→ **AIM**
Write out all of the lines below, exactly and completely.

Part of a data file
[BEGIN]

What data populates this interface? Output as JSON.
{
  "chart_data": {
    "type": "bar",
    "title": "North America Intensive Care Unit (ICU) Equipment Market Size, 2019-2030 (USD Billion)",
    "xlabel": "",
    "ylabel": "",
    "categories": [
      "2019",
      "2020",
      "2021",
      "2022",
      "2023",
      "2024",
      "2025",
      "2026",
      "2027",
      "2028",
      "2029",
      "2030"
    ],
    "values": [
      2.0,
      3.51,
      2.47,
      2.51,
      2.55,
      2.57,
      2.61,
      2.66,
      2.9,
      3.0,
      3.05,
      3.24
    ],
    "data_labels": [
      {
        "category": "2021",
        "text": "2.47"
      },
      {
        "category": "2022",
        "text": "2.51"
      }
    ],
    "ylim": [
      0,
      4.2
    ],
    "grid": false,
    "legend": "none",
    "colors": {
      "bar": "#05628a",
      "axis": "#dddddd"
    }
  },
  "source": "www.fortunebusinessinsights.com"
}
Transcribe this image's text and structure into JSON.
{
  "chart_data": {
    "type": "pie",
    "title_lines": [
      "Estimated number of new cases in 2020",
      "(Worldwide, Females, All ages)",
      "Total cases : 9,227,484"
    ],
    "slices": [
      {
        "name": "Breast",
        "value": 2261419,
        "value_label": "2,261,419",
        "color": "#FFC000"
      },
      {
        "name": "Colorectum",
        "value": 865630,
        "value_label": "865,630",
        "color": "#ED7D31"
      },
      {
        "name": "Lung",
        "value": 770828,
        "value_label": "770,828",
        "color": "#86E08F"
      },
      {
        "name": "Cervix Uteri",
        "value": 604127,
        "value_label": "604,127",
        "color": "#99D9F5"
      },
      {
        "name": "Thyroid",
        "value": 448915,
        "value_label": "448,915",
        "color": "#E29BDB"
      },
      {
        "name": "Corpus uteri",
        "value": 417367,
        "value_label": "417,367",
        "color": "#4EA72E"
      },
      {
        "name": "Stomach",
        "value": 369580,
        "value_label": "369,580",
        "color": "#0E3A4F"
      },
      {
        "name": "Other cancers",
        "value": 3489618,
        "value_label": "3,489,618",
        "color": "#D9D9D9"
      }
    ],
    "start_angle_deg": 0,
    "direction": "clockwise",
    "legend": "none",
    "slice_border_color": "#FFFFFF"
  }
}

[END]

→ **EXERCISE SOLUTION**
What data populates this interface? Output as JSON.
{
  "chart_data": {
    "type": "bar",
    "title": "North America Intensive Care Unit (ICU) Equipment Market Size, 2019-2030 (USD Billion)",
    "xlabel": "",
    "ylabel": "",
    "categories": [
      "2019",
      "2020",
      "2021",
      "2022",
      "2023",
      "2024",
      "2025",
      "2026",
      "2027",
      "2028",
      "2029",
      "2030"
    ],
    "values": [
      2.0,
      3.51,
      2.47,
      2.51,
      2.55,
      2.57,
      2.61,
      2.66,
      2.9,
      3.0,
      3.05,
      3.24
    ],
    "data_labels": [
      {
        "category": "2021",
        "text": "2.47"
      },
      {
        "category": "2022",
        "text": "2.51"
      }
    ],
    "ylim": [
      0,
      4.2
    ],
    "grid": false,
    "legend": "none",
    "colors": {
      "bar": "#05628a",
      "axis": "#dddddd"
    }
  },
  "source": "www.fortunebusinessinsights.com"
}
Transcribe this image's text and structure into JSON.
{
  "chart_data": {
    "type": "pie",
    "title_lines": [
      "Estimated number of new cases in 2020",
      "(Worldwide, Females, All ages)",
      "Total cases : 9,227,484"
    ],
    "slices": [
      {
        "name": "Breast",
        "value": 2261419,
        "value_label": "2,261,419",
        "color": "#FFC000"
      },
      {
        "name": "Colorectum",
        "value": 865630,
        "value_label": "865,630",
        "color": "#ED7D31"
      },
      {
        "name": "Lung",
        "value": 770828,
        "value_label": "770,828",
        "color": "#86E08F"
      },
      {
        "name": "Cervix Uteri",
        "value": 604127,
        "value_label": "604,127",
        "color": "#99D9F5"
      },
      {
        "name": "Thyroid",
        "value": 448915,
        "value_label": "448,915",
        "color": "#E29BDB"
      },
      {
        "name": "Corpus uteri",
        "value": 417367,
        "value_label": "417,367",
        "color": "#4EA72E"
      },
      {
        "name": "Stomach",
        "value": 369580,
        "value_label": "369,580",
        "color": "#0E3A4F"
      },
      {
        "name": "Other cancers",
        "value": 3489618,
        "value_label": "3,489,618",
        "color": "#D9D9D9"
      }
    ],
    "start_angle_deg": 0,
    "direction": "clockwise",
    "legend": "none",
    "slice_border_color": "#FFFFFF"
  }
}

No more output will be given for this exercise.